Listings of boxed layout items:
===============
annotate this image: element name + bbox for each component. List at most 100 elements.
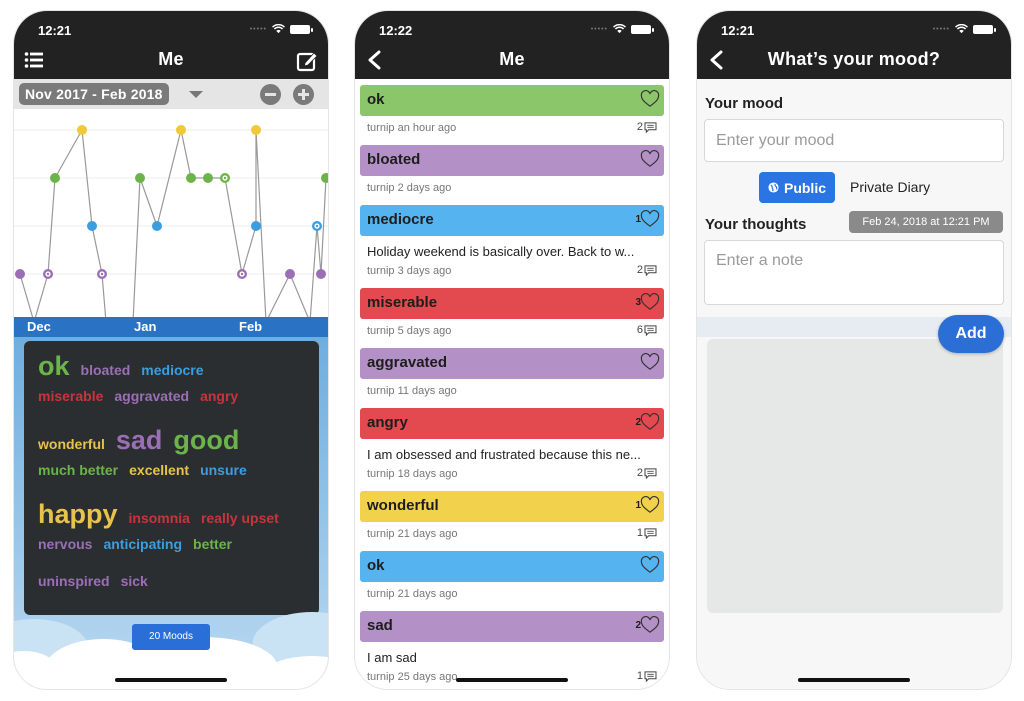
date-time-picker[interactable]: Feb 24, 2018 at 12:21 PM [849,211,1003,233]
month-label: Feb [239,319,263,334]
mood-word[interactable]: insomnia [129,510,190,526]
meta-row: turnip 11 days ago [355,379,669,402]
comments-button[interactable]: 2 [637,121,657,133]
mood-data-point[interactable] [251,221,261,231]
zoom-in-button[interactable] [293,84,314,105]
chevron-down-icon[interactable] [189,91,203,98]
mood-word[interactable]: excellent [129,462,189,478]
mood-data-point[interactable] [87,221,97,231]
mood-data-point[interactable] [135,173,145,183]
like-button[interactable]: 1 [635,210,660,228]
feed-item[interactable]: wonderful 1 turnip 21 days ago 1 [355,491,669,545]
home-indicator [798,678,910,682]
date-range-label[interactable]: Nov 2017 - Feb 2018 [19,83,169,105]
mood-word[interactable]: much better [38,462,118,478]
mood-bar[interactable]: ok [360,85,664,116]
like-button[interactable]: 2 [635,616,660,634]
mood-word[interactable]: better [193,536,232,552]
like-button[interactable]: 3 [635,293,660,311]
nav-bar: 12:21 ••••• Me [14,11,328,79]
nav-bar: 12:21 ••••• What’s your mood? [697,11,1011,79]
like-button[interactable]: 2 [635,413,660,431]
moods-count-button[interactable]: 20 Moods [132,624,210,650]
mood-bar[interactable]: miserable 3 [360,288,664,319]
mood-data-point[interactable] [50,173,60,183]
public-toggle-button[interactable]: Public [759,172,835,203]
mood-name: miserable [367,294,438,311]
feed-item[interactable]: angry 2 I am obsessed and frustrated bec… [355,408,669,485]
word-cloud-row: much better excellent unsure [38,462,305,499]
feed-item[interactable]: miserable 3 turnip 5 days ago 6 [355,288,669,342]
month-label: Dec [27,319,51,334]
mood-word-cloud: ok bloated mediocre miserable aggravated angr… [24,341,319,615]
mood-data-point[interactable] [77,125,87,135]
mood-data-point[interactable] [186,173,196,183]
mood-word[interactable]: really upset [201,510,279,526]
feed-item[interactable]: aggravated turnip 11 days ago [355,348,669,402]
mood-word[interactable]: sick [121,573,148,589]
private-diary-toggle[interactable]: Private Diary [850,179,930,195]
mood-word[interactable]: mediocre [141,362,203,378]
feed-item[interactable]: sad 2 I am sad turnip 25 days ago 1 [355,611,669,688]
mood-bar[interactable]: mediocre 1 [360,205,664,236]
mood-data-point[interactable] [321,173,329,183]
mood-word[interactable]: bloated [81,362,131,378]
mood-word[interactable]: good [173,425,239,456]
mood-word[interactable]: ok [38,351,70,382]
mood-data-point[interactable] [316,269,326,279]
mood-word[interactable]: miserable [38,388,103,404]
mood-bar[interactable]: bloated [360,145,664,176]
zoom-out-button[interactable] [260,84,281,105]
mood-word[interactable]: aggravated [114,388,189,404]
comments-button[interactable]: 1 [637,670,657,682]
mood-word[interactable]: anticipating [103,536,182,552]
wifi-icon [272,24,285,34]
compose-icon[interactable] [296,50,318,72]
mood-bar[interactable]: wonderful 1 [360,491,664,522]
mood-word[interactable]: happy [38,499,118,530]
mood-bar[interactable]: aggravated [360,348,664,379]
mood-word[interactable]: sad [116,425,163,456]
feed-item[interactable]: ok turnip 21 days ago [355,551,669,605]
comments-button[interactable]: 1 [637,527,657,539]
add-button[interactable]: Add [938,315,1004,353]
feed-item[interactable]: bloated turnip 2 days ago [355,145,669,199]
mood-word[interactable]: angry [200,388,238,404]
mood-point-marker-dot [100,272,104,276]
like-button[interactable] [640,150,660,168]
mood-data-point[interactable] [15,269,25,279]
word-cloud-row: miserable aggravated angry [38,388,305,425]
comments-button[interactable]: 2 [637,264,657,276]
meta-row: turnip 25 days ago 1 [355,665,669,688]
like-button[interactable] [640,353,660,371]
mood-data-point[interactable] [176,125,186,135]
comments-button[interactable]: 2 [637,467,657,479]
mood-bar[interactable]: angry 2 [360,408,664,439]
battery-icon [973,24,996,34]
heart-icon [640,556,660,573]
mood-data-point[interactable] [251,125,261,135]
mood-bar[interactable]: sad 2 [360,611,664,642]
feed-item[interactable]: mediocre 1 Holiday weekend is basically … [355,205,669,282]
like-button[interactable] [640,90,660,108]
status-time: 12:22 [379,23,413,38]
like-button[interactable]: 1 [635,496,660,514]
mood-data-point[interactable] [152,221,162,231]
comments-button[interactable]: 6 [637,324,657,336]
like-button[interactable] [640,556,660,574]
faded-word-cloud [707,339,1003,613]
globe-icon [768,182,779,193]
heart-icon [640,210,660,227]
mood-word[interactable]: nervous [38,536,92,552]
mood-data-point[interactable] [285,269,295,279]
mood-input[interactable] [704,119,1004,162]
meta-row: turnip 3 days ago 2 [355,259,669,282]
author-timestamp: turnip 5 days ago [367,325,452,337]
mood-word[interactable]: wonderful [38,436,105,452]
feed-item[interactable]: ok turnip an hour ago 2 [355,85,669,139]
mood-data-point[interactable] [203,173,213,183]
note-textarea[interactable] [704,240,1004,305]
mood-word[interactable]: unsure [200,462,247,478]
mood-word[interactable]: uninspired [38,573,110,589]
mood-bar[interactable]: ok [360,551,664,582]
===============
Copy these records line for line, leaving out the pictures.

annotate this image: element name + bbox for each component. List at most 100 elements.
date-time-picker[interactable]: Feb 24, 2018 at 12:21 PM [849,211,1003,233]
month-label: Feb [239,319,263,334]
mood-word[interactable]: insomnia [129,510,190,526]
meta-row: turnip 11 days ago [355,379,669,402]
comments-button[interactable]: 2 [637,121,657,133]
mood-data-point[interactable] [251,221,261,231]
zoom-in-button[interactable] [293,84,314,105]
chevron-down-icon[interactable] [189,91,203,98]
mood-word[interactable]: excellent [129,462,189,478]
mood-data-point[interactable] [87,221,97,231]
mood-data-point[interactable] [135,173,145,183]
like-button[interactable]: 1 [635,210,660,228]
feed-item[interactable]: wonderful 1 turnip 21 days ago 1 [355,491,669,545]
home-indicator [798,678,910,682]
date-range-label[interactable]: Nov 2017 - Feb 2018 [19,83,169,105]
mood-word[interactable]: much better [38,462,118,478]
mood-bar[interactable]: ok [360,85,664,116]
like-button[interactable]: 2 [635,616,660,634]
mood-word[interactable]: better [193,536,232,552]
like-button[interactable]: 3 [635,293,660,311]
nav-bar: 12:21 ••••• Me [14,11,328,79]
nav-bar: 12:21 ••••• What’s your mood? [697,11,1011,79]
like-button[interactable]: 2 [635,413,660,431]
moods-count-button[interactable]: 20 Moods [132,624,210,650]
mood-bar[interactable]: miserable 3 [360,288,664,319]
mood-data-point[interactable] [50,173,60,183]
public-toggle-button[interactable]: Public [759,172,835,203]
mood-name: miserable [367,294,438,311]
feed-item[interactable]: angry 2 I am obsessed and frustrated bec… [355,408,669,485]
word-cloud-row: much better excellent unsure [38,462,305,499]
feed-item[interactable]: miserable 3 turnip 5 days ago 6 [355,288,669,342]
month-label: Dec [27,319,51,334]
mood-word-cloud: ok bloated mediocre miserable aggravated angr… [24,341,319,615]
mood-data-point[interactable] [77,125,87,135]
mood-data-point[interactable] [186,173,196,183]
mood-word[interactable]: really upset [201,510,279,526]
feed-item[interactable]: aggravated turnip 11 days ago [355,348,669,402]
mood-word[interactable]: sick [121,573,148,589]
private-diary-toggle[interactable]: Private Diary [850,179,930,195]
mood-word[interactable]: mediocre [141,362,203,378]
feed-item[interactable]: sad 2 I am sad turnip 25 days ago 1 [355,611,669,688]
mood-bar[interactable]: mediocre 1 [360,205,664,236]
mood-data-point[interactable] [321,173,329,183]
mood-word[interactable]: bloated [81,362,131,378]
mood-word[interactable]: good [173,425,239,456]
mood-word[interactable]: ok [38,351,70,382]
mood-data-point[interactable] [316,269,326,279]
mood-word[interactable]: miserable [38,388,103,404]
mood-bar[interactable]: bloated [360,145,664,176]
zoom-out-button[interactable] [260,84,281,105]
mood-word[interactable]: aggravated [114,388,189,404]
comments-button[interactable]: 1 [637,670,657,682]
mood-word[interactable]: anticipating [103,536,182,552]
wifi-icon [272,24,285,34]
compose-icon[interactable] [296,50,318,72]
mood-bar[interactable]: wonderful 1 [360,491,664,522]
mood-word[interactable]: happy [38,499,118,530]
mood-bar[interactable]: aggravated [360,348,664,379]
mood-word[interactable]: sad [116,425,163,456]
feed-item[interactable]: ok turnip 21 days ago [355,551,669,605]
comments-button[interactable]: 1 [637,527,657,539]
add-button[interactable]: Add [938,315,1004,353]
feed-item[interactable]: bloated turnip 2 days ago [355,145,669,199]
mood-word[interactable]: angry [200,388,238,404]
mood-point-marker-dot [100,272,104,276]
like-button[interactable] [640,150,660,168]
mood-data-point[interactable] [15,269,25,279]
word-cloud-row: miserable aggravated angry [38,388,305,425]
comments-button[interactable]: 2 [637,264,657,276]
meta-row: turnip 25 days ago 1 [355,665,669,688]
like-button[interactable] [640,353,660,371]
mood-data-point[interactable] [176,125,186,135]
comments-button[interactable]: 2 [637,467,657,479]
mood-bar[interactable]: angry 2 [360,408,664,439]
battery-icon [973,24,996,34]
heart-icon [640,556,660,573]
mood-data-point[interactable] [251,125,261,135]
mood-bar[interactable]: sad 2 [360,611,664,642]
feed-item[interactable]: mediocre 1 Holiday weekend is basically … [355,205,669,282]
like-button[interactable] [640,90,660,108]
status-time: 12:22 [379,23,413,38]
like-button[interactable]: 1 [635,496,660,514]
mood-data-point[interactable] [152,221,162,231]
comments-button[interactable]: 6 [637,324,657,336]
like-button[interactable] [640,556,660,574]
faded-word-cloud [707,339,1003,613]
globe-icon [768,182,779,193]
heart-icon [640,210,660,227]
mood-word[interactable]: nervous [38,536,92,552]
mood-data-point[interactable] [285,269,295,279]
mood-input[interactable] [704,119,1004,162]
meta-row: turnip 3 days ago 2 [355,259,669,282]
author-timestamp: turnip 5 days ago [367,325,452,337]
mood-word[interactable]: wonderful [38,436,105,452]
feed-item[interactable]: ok turnip an hour ago 2 [355,85,669,139]
mood-data-point[interactable] [203,173,213,183]
note-textarea[interactable] [704,240,1004,305]
mood-word[interactable]: unsure [200,462,247,478]
mood-word[interactable]: uninspired [38,573,110,589]
mood-bar[interactable]: ok [360,551,664,582]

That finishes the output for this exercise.